Find every line in the records below that holds the word "vehicle", and copy each one.

┌──

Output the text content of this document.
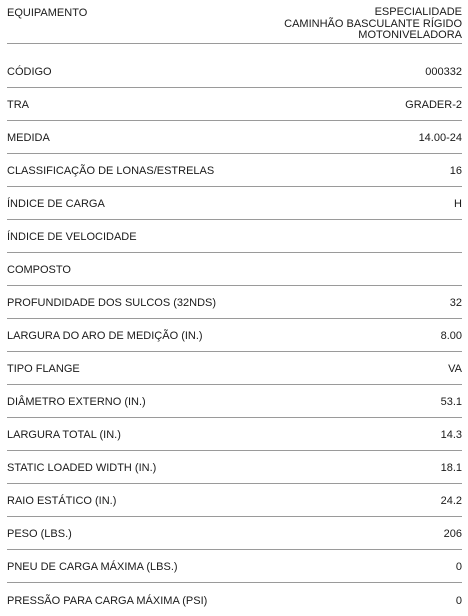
EQUIPAMENTO	ESPECIALIDADE
CAMINHÃO BASCULANTE RÍGIDO
MOTONIVELADORA
CÓDIGO	000332
TRA	GRADER-2
MEDIDA	14.00-24
CLASSIFICAÇÃO DE LONAS/ESTRELAS	16
ÍNDICE DE CARGA	H
ÍNDICE DE VELOCIDADE
COMPOSTO
PROFUNDIDADE DOS SULCOS (32NDS)	32
LARGURA DO ARO DE MEDIÇÃO (IN.)	8.00
TIPO FLANGE	VA
DIÂMETRO EXTERNO (IN.)	53.1
LARGURA TOTAL (IN.)	14.3
STATIC LOADED WIDTH (IN.)	18.1
RAIO ESTÁTICO (IN.)	24.2
PESO (LBS.)	206
PNEU DE CARGA MÁXIMA (LBS.)	0
PRESSÃO PARA CARGA MÁXIMA (PSI)	0
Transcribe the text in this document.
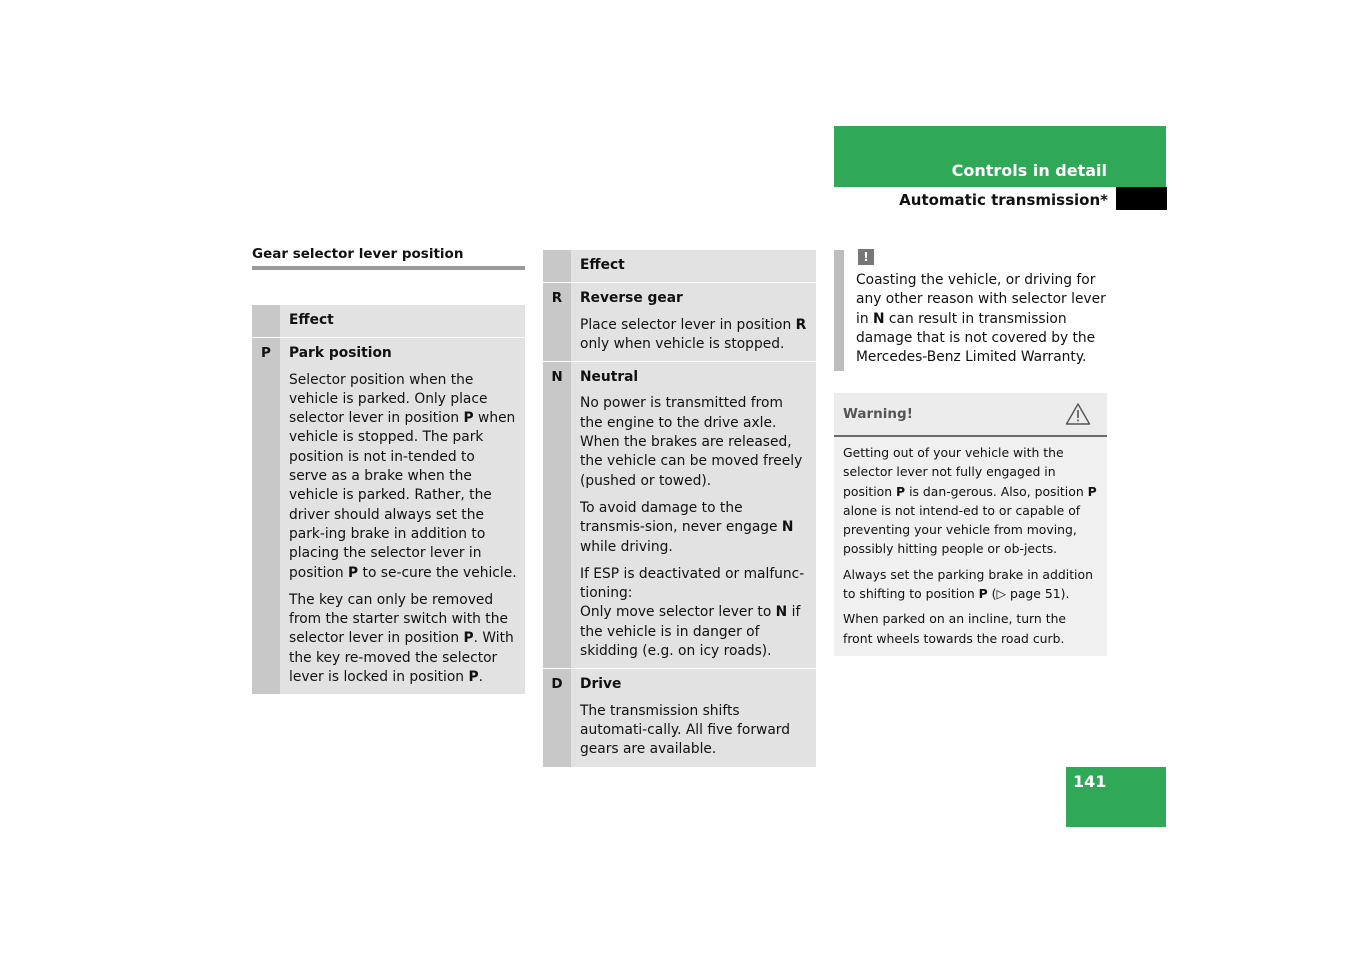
Controls in detail
Automatic transmission*
Gear selector lever position
Effect
P	Park position

Selector position when the vehicle is parked. Only place selector lever in position P when vehicle is stopped. The park position is not in-tended to serve as a brake when the vehicle is parked. Rather, the driver should always set the park-ing brake in addition to placing the selector lever in position P to se-cure the vehicle.

The key can only be removed from the starter switch with the selector lever in position P. With the key re-moved the selector lever is locked in position P.

Effect
R	Reverse gear

Place selector lever in position R only when vehicle is stopped.

N	Neutral

No power is transmitted from the engine to the drive axle. When the brakes are released, the vehicle can be moved freely (pushed or towed).

To avoid damage to the transmis-sion, never engage N while driving.

If ESP is deactivated or malfunc-tioning:
Only move selector lever to N if the vehicle is in danger of skidding (e.g. on icy roads).

D	Drive

The transmission shifts automati-cally. All five forward gears are available.

!
Coasting the vehicle, or driving for any other reason with selector lever in N can result in transmission damage that is not covered by the Mercedes-Benz Limited Warranty.
Warning!

Getting out of your vehicle with the selector lever not fully engaged in position P is dan-gerous. Also, position P alone is not intend-ed to or capable of preventing your vehicle from moving, possibly hitting people or ob-jects.

Always set the parking brake in addition to shifting to position P (▷ page 51).

When parked on an incline, turn the front wheels towards the road curb.

141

└──

Exercise answer:
Selector position when the vehicle is parked. Only place selector lever in position P when vehicle is stopped. The park position is not in-tended to serve as a brake when the vehicle is parked. Rather, the driver should always set the park-ing brake in addition to placing the selector lever in position P to se-cure the vehicle.
Place selector lever in position R only when vehicle is stopped.
No power is transmitted from the engine to the drive axle. When the brakes are released, the vehicle can be moved freely (pushed or towed).
Only move selector lever to N if the vehicle is in danger of skidding (e.g. on icy roads).
Coasting the vehicle, or driving for any other reason with selector lever in N can result in transmission damage that is not covered by the Mercedes-Benz Limited Warranty.
Getting out of your vehicle with the selector lever not fully engaged in position P is dan-gerous. Also, position P alone is not intend-ed to or capable of preventing your vehicle from moving, possibly hitting people or ob-jects.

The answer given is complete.